Select all lines holding the word "loss" from the entries that follow.

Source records
┄┄┄┄┄┄
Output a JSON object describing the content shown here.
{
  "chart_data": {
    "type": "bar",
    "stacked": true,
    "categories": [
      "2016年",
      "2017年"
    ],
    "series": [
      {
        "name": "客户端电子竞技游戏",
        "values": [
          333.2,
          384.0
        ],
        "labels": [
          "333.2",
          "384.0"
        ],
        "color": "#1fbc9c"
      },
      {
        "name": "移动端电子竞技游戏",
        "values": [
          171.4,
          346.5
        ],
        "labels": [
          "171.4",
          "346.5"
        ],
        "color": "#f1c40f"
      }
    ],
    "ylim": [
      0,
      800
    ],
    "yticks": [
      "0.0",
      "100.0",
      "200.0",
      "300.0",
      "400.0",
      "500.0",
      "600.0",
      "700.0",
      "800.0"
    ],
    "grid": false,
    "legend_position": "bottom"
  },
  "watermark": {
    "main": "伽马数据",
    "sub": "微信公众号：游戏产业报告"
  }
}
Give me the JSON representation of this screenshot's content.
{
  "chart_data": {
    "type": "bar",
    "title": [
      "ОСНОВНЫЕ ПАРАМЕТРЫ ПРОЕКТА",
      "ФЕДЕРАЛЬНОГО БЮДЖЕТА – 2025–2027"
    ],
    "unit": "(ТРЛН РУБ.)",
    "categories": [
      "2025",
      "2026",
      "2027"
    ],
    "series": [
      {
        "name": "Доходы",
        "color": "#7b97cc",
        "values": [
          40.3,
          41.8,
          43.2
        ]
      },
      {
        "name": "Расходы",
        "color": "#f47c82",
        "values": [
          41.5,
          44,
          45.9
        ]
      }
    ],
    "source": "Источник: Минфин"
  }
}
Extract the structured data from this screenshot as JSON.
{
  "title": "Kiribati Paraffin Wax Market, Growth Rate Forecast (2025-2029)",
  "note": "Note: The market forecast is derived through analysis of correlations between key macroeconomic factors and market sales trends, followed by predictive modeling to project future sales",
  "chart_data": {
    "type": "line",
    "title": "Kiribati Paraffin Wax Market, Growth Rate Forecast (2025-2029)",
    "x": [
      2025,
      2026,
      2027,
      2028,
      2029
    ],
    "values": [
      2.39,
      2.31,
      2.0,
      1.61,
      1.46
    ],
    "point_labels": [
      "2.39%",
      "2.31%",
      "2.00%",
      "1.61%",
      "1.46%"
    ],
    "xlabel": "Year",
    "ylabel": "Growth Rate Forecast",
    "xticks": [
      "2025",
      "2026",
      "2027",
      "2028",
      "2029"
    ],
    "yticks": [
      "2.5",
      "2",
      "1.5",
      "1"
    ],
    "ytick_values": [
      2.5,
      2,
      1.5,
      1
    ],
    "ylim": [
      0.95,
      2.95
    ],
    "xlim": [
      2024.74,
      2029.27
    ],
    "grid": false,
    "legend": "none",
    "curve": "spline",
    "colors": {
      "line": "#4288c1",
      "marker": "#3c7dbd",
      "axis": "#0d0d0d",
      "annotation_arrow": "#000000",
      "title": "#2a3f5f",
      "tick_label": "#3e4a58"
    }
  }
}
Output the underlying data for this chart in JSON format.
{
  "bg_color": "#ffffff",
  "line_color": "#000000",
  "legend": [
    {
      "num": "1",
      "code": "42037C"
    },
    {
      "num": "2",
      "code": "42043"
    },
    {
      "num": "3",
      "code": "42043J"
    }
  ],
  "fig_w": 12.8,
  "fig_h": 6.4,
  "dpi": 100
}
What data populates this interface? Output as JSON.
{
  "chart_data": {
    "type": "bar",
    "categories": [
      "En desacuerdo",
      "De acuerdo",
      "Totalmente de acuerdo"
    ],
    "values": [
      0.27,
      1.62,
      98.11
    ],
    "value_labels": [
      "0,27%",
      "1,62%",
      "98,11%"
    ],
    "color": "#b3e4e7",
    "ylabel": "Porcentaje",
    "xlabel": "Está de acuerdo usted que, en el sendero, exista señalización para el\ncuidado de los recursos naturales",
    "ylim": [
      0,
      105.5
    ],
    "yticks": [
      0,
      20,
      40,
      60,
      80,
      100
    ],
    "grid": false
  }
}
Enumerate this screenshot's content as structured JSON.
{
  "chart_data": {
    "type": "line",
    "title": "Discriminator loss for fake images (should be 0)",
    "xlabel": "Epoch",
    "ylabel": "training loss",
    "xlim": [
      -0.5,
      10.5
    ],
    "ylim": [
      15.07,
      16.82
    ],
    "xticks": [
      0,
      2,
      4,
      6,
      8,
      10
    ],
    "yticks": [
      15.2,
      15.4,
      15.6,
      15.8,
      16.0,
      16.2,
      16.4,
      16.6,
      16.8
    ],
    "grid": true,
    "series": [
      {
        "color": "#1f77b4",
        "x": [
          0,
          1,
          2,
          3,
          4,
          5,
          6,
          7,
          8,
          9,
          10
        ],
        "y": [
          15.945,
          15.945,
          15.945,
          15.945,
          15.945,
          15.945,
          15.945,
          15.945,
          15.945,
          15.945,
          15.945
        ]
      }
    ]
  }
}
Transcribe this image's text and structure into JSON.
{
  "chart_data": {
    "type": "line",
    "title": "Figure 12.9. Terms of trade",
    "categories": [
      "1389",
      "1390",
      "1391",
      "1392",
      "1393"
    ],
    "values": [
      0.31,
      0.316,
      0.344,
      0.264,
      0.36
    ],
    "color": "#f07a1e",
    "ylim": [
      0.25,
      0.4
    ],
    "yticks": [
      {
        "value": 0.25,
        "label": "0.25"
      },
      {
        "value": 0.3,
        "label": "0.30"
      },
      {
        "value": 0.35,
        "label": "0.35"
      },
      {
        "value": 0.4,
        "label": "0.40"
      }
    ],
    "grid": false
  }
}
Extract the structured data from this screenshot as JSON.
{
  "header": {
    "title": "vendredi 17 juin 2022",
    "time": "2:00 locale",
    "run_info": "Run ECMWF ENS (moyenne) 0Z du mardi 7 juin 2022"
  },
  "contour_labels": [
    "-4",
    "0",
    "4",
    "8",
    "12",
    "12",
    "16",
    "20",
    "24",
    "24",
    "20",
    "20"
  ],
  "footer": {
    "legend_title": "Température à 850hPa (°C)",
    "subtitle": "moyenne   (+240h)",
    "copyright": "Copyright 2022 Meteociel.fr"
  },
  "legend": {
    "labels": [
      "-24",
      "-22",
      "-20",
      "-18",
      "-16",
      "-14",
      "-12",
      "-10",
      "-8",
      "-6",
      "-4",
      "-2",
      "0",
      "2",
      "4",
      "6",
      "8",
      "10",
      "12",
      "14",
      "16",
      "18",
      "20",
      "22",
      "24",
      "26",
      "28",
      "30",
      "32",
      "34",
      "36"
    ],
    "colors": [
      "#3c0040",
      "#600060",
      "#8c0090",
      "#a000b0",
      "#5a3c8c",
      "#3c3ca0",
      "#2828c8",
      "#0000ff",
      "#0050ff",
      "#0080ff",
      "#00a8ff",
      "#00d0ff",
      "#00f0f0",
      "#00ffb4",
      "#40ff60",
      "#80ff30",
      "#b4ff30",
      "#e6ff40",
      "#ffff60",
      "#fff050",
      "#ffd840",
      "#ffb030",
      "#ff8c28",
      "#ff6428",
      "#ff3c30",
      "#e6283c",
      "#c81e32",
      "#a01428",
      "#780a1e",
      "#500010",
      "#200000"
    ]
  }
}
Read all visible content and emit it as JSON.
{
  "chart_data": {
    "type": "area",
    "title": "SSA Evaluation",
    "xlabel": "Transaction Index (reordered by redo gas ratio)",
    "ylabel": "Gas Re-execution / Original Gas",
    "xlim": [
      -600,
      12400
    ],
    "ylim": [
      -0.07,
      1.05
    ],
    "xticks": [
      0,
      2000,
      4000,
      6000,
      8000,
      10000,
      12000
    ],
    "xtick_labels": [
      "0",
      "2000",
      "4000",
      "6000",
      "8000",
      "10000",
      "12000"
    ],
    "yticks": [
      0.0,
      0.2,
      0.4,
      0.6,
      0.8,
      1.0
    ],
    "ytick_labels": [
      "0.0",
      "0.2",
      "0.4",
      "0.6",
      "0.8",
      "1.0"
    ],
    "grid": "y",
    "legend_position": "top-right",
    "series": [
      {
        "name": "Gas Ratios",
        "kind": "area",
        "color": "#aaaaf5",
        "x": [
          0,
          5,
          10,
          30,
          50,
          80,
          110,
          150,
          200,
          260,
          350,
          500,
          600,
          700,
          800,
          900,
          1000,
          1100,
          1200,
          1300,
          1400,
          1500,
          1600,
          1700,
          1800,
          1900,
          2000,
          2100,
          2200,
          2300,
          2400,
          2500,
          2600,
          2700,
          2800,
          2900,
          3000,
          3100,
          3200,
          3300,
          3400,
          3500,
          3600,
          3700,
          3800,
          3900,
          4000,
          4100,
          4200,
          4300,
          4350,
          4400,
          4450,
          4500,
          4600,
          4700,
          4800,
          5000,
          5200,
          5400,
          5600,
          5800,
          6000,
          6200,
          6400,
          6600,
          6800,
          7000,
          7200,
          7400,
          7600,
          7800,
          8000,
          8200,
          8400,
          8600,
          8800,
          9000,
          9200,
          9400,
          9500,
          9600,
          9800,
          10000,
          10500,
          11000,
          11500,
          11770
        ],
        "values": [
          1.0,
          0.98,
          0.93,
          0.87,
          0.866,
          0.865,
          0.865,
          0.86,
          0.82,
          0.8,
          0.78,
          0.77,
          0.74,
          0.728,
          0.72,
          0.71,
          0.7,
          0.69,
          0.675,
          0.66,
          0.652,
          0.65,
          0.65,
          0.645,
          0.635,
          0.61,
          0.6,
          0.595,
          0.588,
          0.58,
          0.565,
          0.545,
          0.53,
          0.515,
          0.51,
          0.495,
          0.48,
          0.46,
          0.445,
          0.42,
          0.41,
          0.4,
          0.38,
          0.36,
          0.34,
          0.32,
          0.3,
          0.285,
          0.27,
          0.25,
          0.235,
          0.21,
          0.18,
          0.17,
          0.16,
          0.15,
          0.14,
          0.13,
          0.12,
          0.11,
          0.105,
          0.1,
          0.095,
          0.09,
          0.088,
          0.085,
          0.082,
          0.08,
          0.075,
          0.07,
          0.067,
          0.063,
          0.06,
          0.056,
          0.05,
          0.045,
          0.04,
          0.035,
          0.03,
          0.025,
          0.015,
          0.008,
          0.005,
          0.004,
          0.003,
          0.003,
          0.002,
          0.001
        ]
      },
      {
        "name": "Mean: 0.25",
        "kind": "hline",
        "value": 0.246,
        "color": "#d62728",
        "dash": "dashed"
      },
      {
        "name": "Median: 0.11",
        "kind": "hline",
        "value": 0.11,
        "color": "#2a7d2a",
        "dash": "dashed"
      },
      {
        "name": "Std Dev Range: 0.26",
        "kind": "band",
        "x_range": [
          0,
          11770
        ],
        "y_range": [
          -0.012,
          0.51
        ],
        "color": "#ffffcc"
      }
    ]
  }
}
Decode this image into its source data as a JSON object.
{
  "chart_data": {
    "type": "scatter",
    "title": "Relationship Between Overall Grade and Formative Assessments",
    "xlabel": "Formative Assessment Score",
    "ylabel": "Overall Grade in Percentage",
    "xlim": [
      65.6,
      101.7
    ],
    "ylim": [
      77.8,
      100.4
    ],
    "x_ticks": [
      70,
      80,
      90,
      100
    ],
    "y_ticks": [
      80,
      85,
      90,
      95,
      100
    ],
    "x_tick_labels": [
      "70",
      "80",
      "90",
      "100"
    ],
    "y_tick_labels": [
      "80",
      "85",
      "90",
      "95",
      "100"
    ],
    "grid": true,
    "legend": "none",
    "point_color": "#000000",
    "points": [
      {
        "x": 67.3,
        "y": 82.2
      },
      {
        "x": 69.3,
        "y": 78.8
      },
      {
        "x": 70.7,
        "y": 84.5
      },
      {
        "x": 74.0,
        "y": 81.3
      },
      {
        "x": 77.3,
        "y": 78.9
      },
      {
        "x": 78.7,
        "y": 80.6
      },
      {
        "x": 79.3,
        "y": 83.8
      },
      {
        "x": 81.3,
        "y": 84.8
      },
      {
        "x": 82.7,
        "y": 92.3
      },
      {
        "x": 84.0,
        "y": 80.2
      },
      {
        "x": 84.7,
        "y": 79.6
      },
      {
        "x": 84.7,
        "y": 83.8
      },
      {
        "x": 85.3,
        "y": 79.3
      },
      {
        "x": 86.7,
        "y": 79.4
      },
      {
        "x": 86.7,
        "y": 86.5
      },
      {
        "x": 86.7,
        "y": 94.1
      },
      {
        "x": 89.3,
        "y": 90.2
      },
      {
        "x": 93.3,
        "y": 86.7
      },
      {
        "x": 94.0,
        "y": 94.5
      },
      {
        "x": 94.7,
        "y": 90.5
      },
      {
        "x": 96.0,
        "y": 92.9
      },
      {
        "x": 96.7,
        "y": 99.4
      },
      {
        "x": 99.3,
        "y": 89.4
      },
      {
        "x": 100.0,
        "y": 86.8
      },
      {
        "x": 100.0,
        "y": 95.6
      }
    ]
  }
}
┄┄┄┄┄┄
## [Solution to this task]
    "title": "Discriminator loss for fake images (should be 0)",
    "ylabel": "training loss",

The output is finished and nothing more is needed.